[Dataset items]
= = = = = = =
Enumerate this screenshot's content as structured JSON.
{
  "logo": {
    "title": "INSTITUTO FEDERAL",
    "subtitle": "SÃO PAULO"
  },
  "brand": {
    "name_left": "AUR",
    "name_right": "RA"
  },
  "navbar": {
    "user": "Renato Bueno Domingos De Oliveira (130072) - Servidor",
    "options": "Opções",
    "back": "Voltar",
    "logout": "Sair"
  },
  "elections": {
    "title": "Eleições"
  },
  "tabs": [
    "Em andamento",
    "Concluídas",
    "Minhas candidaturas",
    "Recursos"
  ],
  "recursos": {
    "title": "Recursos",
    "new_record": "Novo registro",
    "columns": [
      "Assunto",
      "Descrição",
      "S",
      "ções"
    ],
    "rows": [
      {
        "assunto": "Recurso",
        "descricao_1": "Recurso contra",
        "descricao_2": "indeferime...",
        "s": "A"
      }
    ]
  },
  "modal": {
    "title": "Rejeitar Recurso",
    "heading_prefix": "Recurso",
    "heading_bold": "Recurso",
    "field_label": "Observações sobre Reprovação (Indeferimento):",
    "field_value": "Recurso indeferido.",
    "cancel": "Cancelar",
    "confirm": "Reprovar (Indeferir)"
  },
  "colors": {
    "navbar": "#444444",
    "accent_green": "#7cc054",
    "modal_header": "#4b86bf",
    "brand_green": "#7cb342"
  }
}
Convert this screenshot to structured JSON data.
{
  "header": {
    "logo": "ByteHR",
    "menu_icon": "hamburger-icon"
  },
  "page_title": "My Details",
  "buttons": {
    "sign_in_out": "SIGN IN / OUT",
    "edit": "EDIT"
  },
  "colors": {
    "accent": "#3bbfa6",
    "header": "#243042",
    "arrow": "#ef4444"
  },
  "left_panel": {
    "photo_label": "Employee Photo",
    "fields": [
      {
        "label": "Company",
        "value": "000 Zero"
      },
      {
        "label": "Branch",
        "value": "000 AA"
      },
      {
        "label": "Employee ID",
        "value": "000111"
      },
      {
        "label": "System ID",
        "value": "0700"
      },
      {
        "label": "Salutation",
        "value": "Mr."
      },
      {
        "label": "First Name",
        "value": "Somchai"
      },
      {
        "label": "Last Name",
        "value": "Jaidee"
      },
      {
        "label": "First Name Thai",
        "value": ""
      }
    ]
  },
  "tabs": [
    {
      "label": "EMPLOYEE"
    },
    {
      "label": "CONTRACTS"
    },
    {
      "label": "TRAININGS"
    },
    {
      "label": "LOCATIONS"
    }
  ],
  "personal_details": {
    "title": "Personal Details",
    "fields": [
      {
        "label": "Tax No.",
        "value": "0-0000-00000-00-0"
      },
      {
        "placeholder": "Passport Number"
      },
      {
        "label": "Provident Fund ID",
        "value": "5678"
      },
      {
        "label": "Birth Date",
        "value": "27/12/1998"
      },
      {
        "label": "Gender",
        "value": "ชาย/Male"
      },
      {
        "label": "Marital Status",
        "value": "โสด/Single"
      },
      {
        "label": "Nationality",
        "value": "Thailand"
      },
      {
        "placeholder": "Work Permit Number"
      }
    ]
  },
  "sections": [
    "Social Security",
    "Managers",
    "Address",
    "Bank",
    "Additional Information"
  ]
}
= = = = = = =
● **Exercise description**: Exactly reproduce the material above.

● **Expected answer**:
Enumerate this screenshot's content as structured JSON.
{
  "logo": {
    "title": "INSTITUTO FEDERAL",
    "subtitle": "SÃO PAULO"
  },
  "brand": {
    "name_left": "AUR",
    "name_right": "RA"
  },
  "navbar": {
    "user": "Renato Bueno Domingos De Oliveira (130072) - Servidor",
    "options": "Opções",
    "back": "Voltar",
    "logout": "Sair"
  },
  "elections": {
    "title": "Eleições"
  },
  "tabs": [
    "Em andamento",
    "Concluídas",
    "Minhas candidaturas",
    "Recursos"
  ],
  "recursos": {
    "title": "Recursos",
    "new_record": "Novo registro",
    "columns": [
      "Assunto",
      "Descrição",
      "S",
      "ções"
    ],
    "rows": [
      {
        "assunto": "Recurso",
        "descricao_1": "Recurso contra",
        "descricao_2": "indeferime...",
        "s": "A"
      }
    ]
  },
  "modal": {
    "title": "Rejeitar Recurso",
    "heading_prefix": "Recurso",
    "heading_bold": "Recurso",
    "field_label": "Observações sobre Reprovação (Indeferimento):",
    "field_value": "Recurso indeferido.",
    "cancel": "Cancelar",
    "confirm": "Reprovar (Indeferir)"
  },
  "colors": {
    "navbar": "#444444",
    "accent_green": "#7cc054",
    "modal_header": "#4b86bf",
    "brand_green": "#7cb342"
  }
}
Convert this screenshot to structured JSON data.
{
  "header": {
    "logo": "ByteHR",
    "menu_icon": "hamburger-icon"
  },
  "page_title": "My Details",
  "buttons": {
    "sign_in_out": "SIGN IN / OUT",
    "edit": "EDIT"
  },
  "colors": {
    "accent": "#3bbfa6",
    "header": "#243042",
    "arrow": "#ef4444"
  },
  "left_panel": {
    "photo_label": "Employee Photo",
    "fields": [
      {
        "label": "Company",
        "value": "000 Zero"
      },
      {
        "label": "Branch",
        "value": "000 AA"
      },
      {
        "label": "Employee ID",
        "value": "000111"
      },
      {
        "label": "System ID",
        "value": "0700"
      },
      {
        "label": "Salutation",
        "value": "Mr."
      },
      {
        "label": "First Name",
        "value": "Somchai"
      },
      {
        "label": "Last Name",
        "value": "Jaidee"
      },
      {
        "label": "First Name Thai",
        "value": ""
      }
    ]
  },
  "tabs": [
    {
      "label": "EMPLOYEE"
    },
    {
      "label": "CONTRACTS"
    },
    {
      "label": "TRAININGS"
    },
    {
      "label": "LOCATIONS"
    }
  ],
  "personal_details": {
    "title": "Personal Details",
    "fields": [
      {
        "label": "Tax No.",
        "value": "0-0000-00000-00-0"
      },
      {
        "placeholder": "Passport Number"
      },
      {
        "label": "Provident Fund ID",
        "value": "5678"
      },
      {
        "label": "Birth Date",
        "value": "27/12/1998"
      },
      {
        "label": "Gender",
        "value": "ชาย/Male"
      },
      {
        "label": "Marital Status",
        "value": "โสด/Single"
      },
      {
        "label": "Nationality",
        "value": "Thailand"
      },
      {
        "placeholder": "Work Permit Number"
      }
    ]
  },
  "sections": [
    "Social Security",
    "Managers",
    "Address",
    "Bank",
    "Additional Information"
  ]
}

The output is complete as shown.